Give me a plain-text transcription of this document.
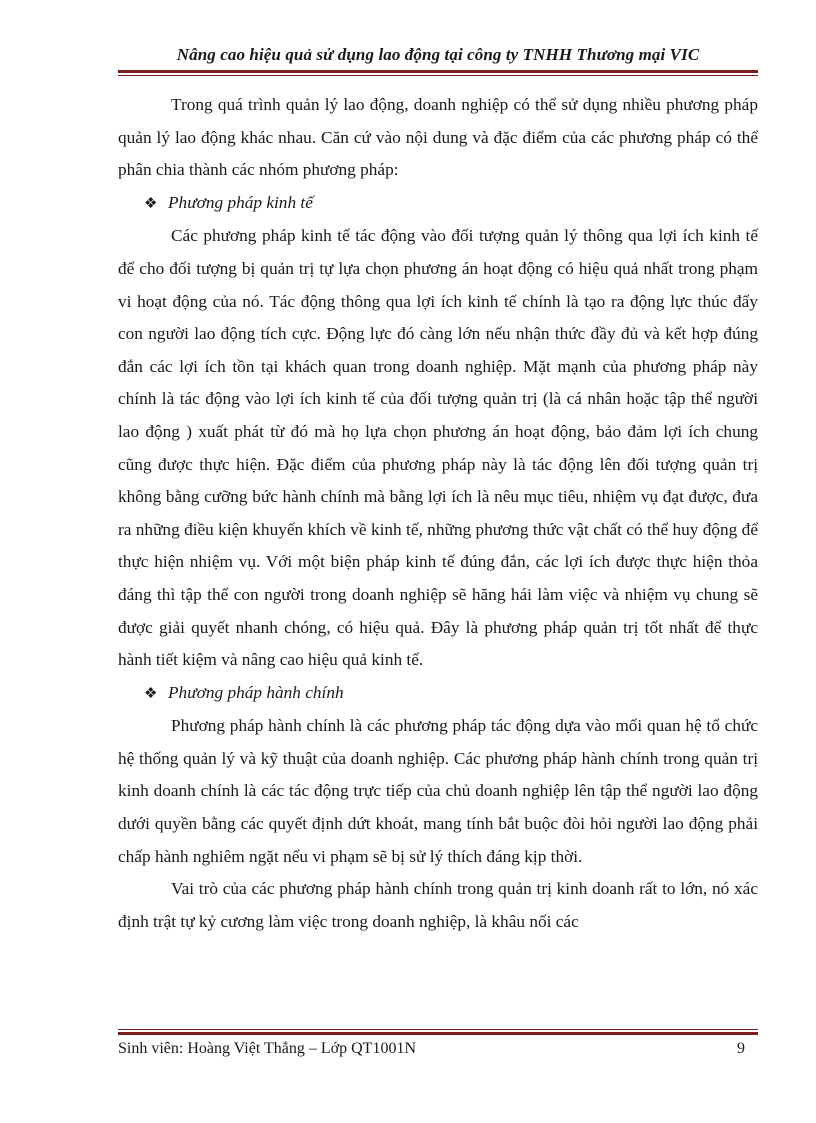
Nâng cao hiệu quả sử dụng lao động tại công ty TNHH Thương mại VIC

Trong quá trình quản lý lao động, doanh nghiệp có thể sử dụng nhiều phương pháp quản lý lao động khác nhau. Căn cứ vào nội dung và đặc điểm của các phương pháp có thể phân chia thành các nhóm phương pháp:

❖ Phương pháp kinh tế

Các phương pháp kinh tế tác động vào đối tượng quản lý thông qua lợi ích kinh tế để cho đối tượng bị quản trị tự lựa chọn phương án hoạt động có hiệu quả nhất trong phạm vi hoạt động của nó. Tác động thông qua lợi ích kinh tế chính là tạo ra động lực thúc đẩy con người lao động tích cực. Động lực đó càng lớn nếu nhận thức đầy đủ và kết hợp đúng đắn các lợi ích tồn tại khách quan trong doanh nghiệp. Mặt mạnh của phương pháp này chính là tác động vào lợi ích kinh tế của đối tượng quản trị (là cá nhân hoặc tập thể người lao động ) xuất phát từ đó mà họ lựa chọn phương án hoạt động, bảo đảm lợi ích chung cũng được thực hiện. Đặc điểm của phương pháp này là tác động lên đối tượng quản trị không bằng cưỡng bức hành chính mà bằng lợi ích là nêu mục tiêu, nhiệm vụ đạt được, đưa ra những điều kiện khuyến khích về kinh tế, những phương thức vật chất có thể huy động để thực hiện nhiệm vụ. Với một biện pháp kinh tế đúng đắn, các lợi ích được thực hiện thỏa đáng thì tập thể con người trong doanh nghiệp sẽ hăng hái làm việc và nhiệm vụ chung sẽ được giải quyết nhanh chóng, có hiệu quả. Đây là phương pháp quản trị tốt nhất để thực hành tiết kiệm và nâng cao hiệu quả kinh tế.

❖ Phương pháp hành chính

Phương pháp hành chính là các phương pháp tác động dựa vào mối quan hệ tổ chức hệ thống quản lý và kỹ thuật của doanh nghiệp. Các phương pháp hành chính trong quản trị kinh doanh chính là các tác động trực tiếp của chủ doanh nghiệp lên tập thể người lao động dưới quyền bằng các quyết định dứt khoát, mang tính bắt buộc đòi hỏi người lao động phải chấp hành nghiêm ngặt nếu vi phạm sẽ bị sử lý thích đáng kịp thời.

Vai trò của các phương pháp hành chính trong quản trị kinh doanh rất to lớn, nó xác định trật tự kỷ cương làm việc trong doanh nghiệp, là khâu nối các

Sinh viên: Hoàng Việt Thắng – Lớp QT1001N	9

GIVEN REQUEST – Check each line of the records for "dụng" and copy the ones that contain it.

THE SOLUTION –
Nâng cao hiệu quả sử dụng lao động tại công ty TNHH Thương mại VIC
Trong quá trình quản lý lao động, doanh nghiệp có thể sử dụng nhiều phương pháp quản lý lao động khác nhau. Căn cứ vào nội dung và đặc điểm của các phương pháp có thể phân chia thành các nhóm phương pháp:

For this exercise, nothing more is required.